Copy each line of the records that holds the string "BriteCore".

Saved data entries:
------------------------------------------------

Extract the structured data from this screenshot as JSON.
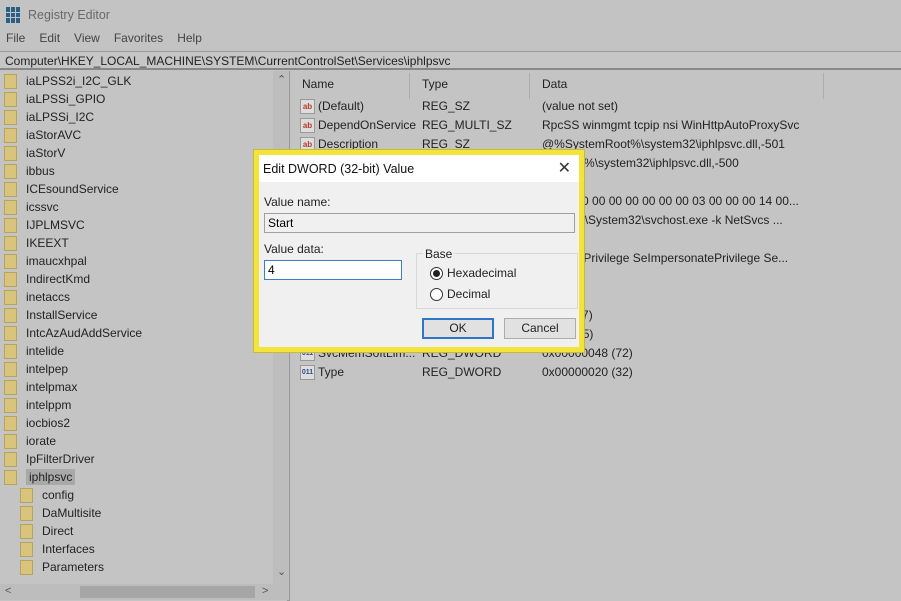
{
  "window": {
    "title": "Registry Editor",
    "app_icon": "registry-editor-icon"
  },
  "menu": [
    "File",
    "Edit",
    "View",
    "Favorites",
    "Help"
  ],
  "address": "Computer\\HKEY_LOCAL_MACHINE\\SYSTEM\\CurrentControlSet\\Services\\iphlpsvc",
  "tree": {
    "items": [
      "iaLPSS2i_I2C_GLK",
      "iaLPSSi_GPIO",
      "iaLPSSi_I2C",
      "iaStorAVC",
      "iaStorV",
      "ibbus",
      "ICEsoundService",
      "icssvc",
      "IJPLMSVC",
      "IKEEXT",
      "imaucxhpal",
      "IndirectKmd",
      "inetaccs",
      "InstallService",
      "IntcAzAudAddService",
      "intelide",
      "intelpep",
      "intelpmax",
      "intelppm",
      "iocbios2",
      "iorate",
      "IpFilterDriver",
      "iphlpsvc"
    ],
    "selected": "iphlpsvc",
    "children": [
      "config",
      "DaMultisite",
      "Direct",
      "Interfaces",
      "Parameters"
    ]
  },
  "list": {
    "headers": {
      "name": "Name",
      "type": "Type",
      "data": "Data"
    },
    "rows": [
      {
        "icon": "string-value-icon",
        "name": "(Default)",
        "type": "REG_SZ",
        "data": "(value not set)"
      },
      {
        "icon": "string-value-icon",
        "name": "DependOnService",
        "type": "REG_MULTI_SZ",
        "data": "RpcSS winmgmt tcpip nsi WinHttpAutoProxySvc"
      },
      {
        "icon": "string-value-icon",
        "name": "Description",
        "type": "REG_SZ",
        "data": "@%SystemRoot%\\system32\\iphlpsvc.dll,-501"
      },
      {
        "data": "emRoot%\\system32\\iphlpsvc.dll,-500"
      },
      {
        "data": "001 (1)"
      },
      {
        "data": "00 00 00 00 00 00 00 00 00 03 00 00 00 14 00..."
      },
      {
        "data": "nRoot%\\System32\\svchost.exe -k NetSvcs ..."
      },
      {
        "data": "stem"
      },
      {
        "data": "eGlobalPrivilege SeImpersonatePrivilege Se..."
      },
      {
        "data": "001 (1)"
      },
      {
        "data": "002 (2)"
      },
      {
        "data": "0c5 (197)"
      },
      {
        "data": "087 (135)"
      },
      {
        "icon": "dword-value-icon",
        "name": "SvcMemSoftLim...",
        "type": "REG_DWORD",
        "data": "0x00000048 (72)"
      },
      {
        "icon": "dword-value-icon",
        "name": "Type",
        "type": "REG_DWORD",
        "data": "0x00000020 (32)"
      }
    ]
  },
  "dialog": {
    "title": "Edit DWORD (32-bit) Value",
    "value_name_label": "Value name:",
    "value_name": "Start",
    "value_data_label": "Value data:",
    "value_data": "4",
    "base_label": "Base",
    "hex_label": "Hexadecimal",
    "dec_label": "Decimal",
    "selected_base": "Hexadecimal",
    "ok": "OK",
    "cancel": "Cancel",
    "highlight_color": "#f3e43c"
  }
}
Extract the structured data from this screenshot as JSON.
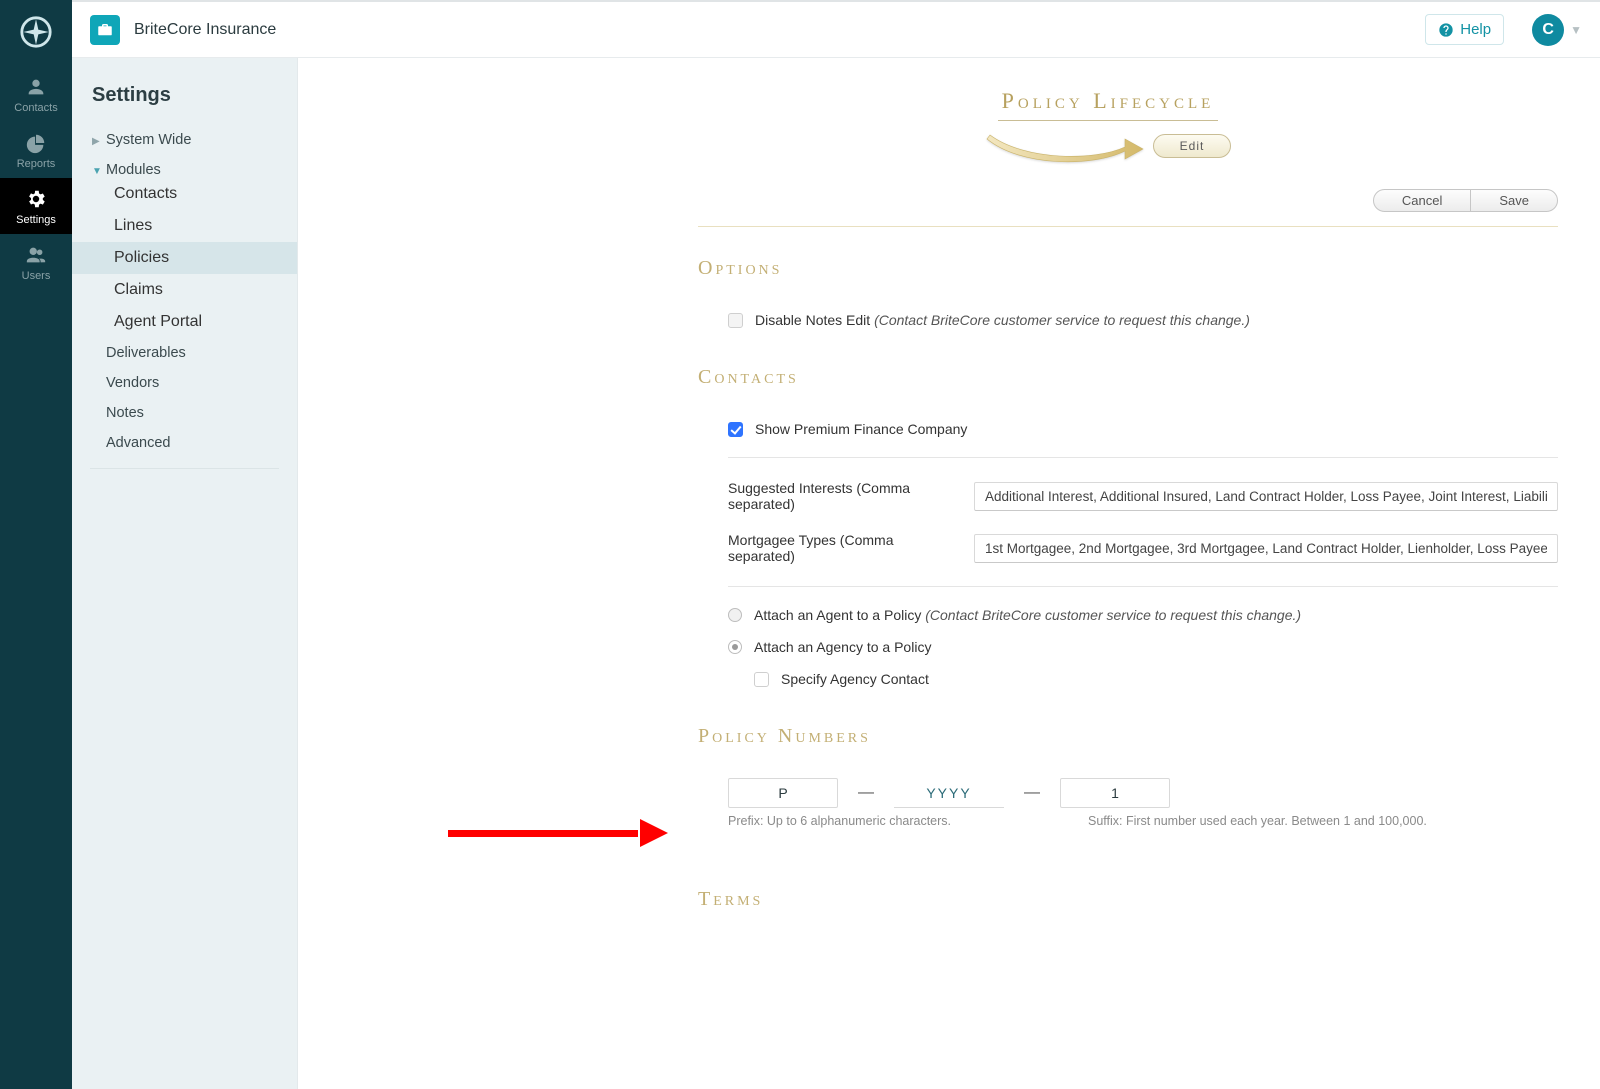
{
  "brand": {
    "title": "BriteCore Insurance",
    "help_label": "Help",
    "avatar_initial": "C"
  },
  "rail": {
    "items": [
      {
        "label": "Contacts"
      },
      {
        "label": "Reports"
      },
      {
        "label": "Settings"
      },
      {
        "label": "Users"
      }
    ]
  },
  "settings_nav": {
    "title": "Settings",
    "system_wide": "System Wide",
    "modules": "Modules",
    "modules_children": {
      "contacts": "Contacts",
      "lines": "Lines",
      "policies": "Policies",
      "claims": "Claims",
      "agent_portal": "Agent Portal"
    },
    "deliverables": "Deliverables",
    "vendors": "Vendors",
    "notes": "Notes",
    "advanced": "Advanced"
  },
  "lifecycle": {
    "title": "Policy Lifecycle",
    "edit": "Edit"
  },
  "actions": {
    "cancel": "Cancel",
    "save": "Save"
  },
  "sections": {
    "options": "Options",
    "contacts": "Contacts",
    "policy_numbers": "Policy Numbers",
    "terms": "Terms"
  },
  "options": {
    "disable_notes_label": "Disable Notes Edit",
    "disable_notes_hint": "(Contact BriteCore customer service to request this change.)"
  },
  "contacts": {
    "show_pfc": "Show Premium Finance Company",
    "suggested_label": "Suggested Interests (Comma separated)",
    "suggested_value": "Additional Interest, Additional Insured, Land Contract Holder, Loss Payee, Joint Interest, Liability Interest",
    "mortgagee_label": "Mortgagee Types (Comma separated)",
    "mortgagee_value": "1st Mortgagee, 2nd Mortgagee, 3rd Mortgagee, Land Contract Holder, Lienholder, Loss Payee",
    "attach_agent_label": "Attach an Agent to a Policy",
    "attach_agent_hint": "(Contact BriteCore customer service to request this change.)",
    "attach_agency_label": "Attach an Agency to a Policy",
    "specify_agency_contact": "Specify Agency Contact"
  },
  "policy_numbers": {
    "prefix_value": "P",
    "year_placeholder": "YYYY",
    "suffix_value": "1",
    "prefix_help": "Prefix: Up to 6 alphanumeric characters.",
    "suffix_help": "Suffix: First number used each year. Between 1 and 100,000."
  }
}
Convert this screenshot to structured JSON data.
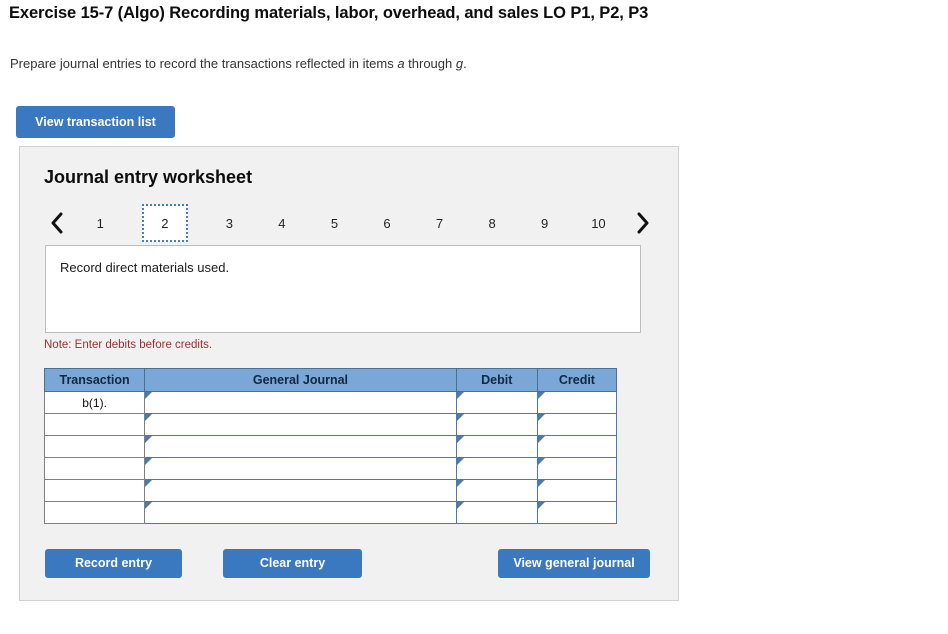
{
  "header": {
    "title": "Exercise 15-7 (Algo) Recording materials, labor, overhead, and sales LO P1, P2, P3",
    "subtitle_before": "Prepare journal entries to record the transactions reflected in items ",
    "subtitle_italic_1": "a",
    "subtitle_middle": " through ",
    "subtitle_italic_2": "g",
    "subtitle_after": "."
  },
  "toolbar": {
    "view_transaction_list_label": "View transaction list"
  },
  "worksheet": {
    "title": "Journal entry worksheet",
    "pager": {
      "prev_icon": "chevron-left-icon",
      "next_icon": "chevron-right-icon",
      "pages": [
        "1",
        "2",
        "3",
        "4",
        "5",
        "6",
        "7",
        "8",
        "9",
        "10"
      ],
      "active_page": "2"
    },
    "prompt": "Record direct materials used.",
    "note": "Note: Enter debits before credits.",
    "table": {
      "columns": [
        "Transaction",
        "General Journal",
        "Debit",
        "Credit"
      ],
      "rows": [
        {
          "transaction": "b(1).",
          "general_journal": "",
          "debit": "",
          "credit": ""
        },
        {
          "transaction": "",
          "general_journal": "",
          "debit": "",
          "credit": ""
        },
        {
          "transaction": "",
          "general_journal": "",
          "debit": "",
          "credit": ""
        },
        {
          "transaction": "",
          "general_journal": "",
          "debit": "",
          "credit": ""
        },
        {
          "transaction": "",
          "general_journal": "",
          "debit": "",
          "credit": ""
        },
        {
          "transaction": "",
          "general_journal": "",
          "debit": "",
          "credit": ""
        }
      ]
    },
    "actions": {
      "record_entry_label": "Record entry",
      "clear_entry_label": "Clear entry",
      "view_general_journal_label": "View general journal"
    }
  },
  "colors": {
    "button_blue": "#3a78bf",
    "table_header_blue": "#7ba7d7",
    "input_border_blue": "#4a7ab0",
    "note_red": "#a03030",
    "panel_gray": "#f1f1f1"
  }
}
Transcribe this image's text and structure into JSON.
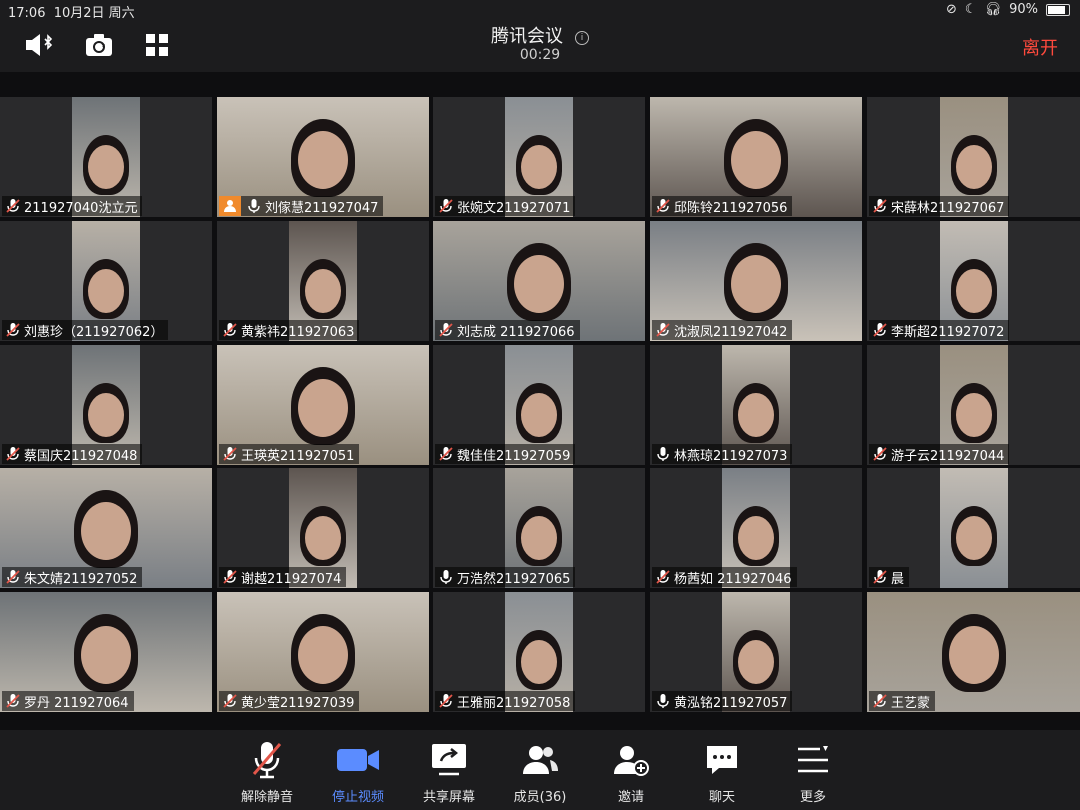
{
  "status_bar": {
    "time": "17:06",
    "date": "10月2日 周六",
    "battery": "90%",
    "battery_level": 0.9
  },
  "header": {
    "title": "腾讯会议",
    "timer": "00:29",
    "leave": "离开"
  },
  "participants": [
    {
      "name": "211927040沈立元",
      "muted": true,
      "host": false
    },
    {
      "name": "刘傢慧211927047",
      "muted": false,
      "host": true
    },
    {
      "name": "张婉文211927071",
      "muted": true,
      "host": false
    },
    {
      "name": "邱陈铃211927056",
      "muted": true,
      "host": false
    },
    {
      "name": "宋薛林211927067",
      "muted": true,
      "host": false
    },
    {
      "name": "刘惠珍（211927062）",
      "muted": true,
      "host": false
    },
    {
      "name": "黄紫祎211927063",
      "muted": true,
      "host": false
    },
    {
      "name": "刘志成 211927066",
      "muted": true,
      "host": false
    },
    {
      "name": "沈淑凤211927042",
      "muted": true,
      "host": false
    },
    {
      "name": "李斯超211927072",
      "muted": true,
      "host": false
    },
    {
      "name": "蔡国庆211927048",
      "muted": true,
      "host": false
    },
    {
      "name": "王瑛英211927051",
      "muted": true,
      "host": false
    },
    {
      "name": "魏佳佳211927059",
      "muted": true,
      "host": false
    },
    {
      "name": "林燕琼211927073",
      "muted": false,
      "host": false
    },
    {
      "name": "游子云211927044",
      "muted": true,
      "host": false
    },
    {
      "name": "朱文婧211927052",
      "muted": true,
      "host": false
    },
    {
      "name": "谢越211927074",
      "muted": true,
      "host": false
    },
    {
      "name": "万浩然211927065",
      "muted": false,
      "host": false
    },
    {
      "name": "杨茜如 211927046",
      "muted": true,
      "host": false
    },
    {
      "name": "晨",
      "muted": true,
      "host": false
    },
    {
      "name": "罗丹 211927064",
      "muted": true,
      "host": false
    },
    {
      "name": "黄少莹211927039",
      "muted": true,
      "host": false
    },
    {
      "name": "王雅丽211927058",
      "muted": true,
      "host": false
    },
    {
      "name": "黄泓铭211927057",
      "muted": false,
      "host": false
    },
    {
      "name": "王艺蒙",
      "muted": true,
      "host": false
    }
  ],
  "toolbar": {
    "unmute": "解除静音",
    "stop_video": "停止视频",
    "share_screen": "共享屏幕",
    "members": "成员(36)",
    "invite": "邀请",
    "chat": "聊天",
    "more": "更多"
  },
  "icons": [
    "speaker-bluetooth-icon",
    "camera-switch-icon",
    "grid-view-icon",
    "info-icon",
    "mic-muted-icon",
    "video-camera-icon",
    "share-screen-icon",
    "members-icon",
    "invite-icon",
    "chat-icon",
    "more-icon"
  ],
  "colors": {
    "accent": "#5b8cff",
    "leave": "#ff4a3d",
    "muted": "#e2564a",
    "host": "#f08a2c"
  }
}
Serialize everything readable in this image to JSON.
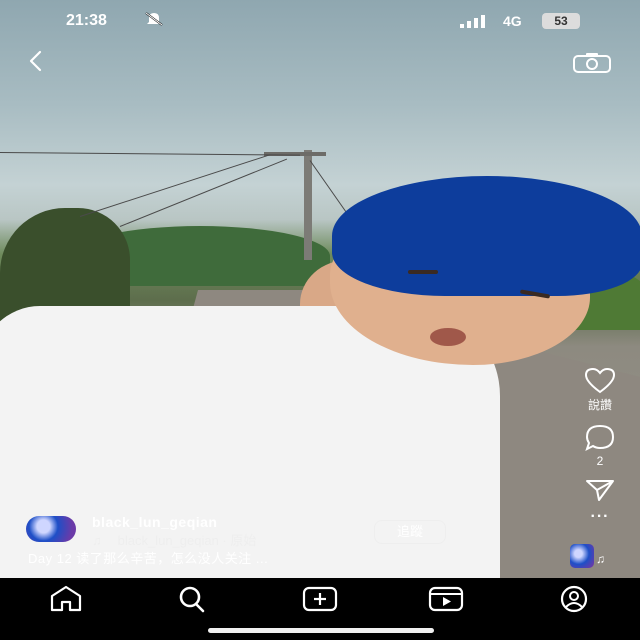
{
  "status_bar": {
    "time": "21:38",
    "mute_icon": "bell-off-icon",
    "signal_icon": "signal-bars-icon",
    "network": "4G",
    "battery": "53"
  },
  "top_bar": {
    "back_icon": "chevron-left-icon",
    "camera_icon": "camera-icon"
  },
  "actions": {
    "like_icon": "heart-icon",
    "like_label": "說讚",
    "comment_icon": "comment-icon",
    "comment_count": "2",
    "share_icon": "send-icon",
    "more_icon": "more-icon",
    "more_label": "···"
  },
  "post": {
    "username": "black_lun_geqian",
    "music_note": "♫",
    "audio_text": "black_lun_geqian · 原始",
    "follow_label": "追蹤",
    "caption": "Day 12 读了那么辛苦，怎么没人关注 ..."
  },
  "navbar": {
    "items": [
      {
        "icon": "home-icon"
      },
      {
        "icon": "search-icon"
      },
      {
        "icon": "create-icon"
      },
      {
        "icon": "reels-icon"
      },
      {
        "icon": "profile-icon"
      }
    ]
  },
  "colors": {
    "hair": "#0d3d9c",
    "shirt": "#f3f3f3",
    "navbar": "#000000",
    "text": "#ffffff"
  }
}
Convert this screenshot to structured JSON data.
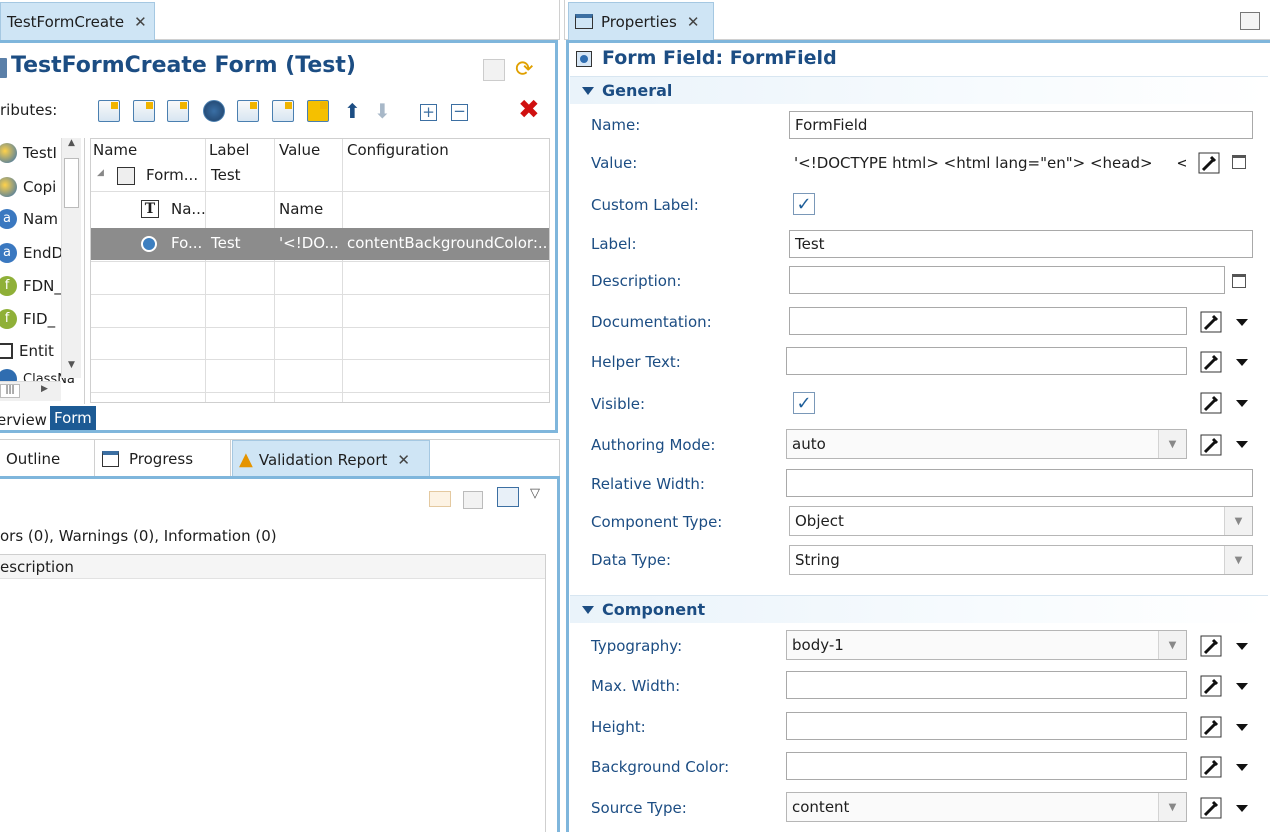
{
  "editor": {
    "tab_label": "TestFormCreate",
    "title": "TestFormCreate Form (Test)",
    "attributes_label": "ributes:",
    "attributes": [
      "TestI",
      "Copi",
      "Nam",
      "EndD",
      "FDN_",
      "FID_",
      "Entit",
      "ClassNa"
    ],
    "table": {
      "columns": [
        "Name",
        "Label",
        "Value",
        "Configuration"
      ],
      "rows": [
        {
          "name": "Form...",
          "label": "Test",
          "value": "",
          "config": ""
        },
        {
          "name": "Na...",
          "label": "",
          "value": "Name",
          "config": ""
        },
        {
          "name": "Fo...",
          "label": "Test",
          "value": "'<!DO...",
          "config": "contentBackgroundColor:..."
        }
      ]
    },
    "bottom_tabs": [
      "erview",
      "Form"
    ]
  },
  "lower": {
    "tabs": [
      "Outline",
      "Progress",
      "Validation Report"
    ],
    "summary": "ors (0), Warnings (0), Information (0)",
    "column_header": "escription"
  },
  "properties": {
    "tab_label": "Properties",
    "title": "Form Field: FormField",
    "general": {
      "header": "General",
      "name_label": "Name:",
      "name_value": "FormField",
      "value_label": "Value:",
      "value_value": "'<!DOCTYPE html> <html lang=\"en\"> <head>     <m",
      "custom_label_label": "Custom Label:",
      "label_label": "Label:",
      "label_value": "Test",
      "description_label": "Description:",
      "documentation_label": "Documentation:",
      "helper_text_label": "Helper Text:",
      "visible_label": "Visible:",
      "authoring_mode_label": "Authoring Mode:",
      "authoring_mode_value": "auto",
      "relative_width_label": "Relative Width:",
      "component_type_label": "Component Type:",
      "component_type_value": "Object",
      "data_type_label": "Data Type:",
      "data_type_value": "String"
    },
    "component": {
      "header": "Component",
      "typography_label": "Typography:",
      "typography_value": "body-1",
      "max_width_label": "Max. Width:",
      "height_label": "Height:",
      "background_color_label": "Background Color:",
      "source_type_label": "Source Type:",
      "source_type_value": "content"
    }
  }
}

------------------------------------------------

RIGHT ANSWER ->
    "title": "BriteCore Insurance",
    "disable_notes_hint": "(Contact BriteCore customer service to request this change.)"
    "attach_agent_hint": "(Contact BriteCore customer service to request this change.)",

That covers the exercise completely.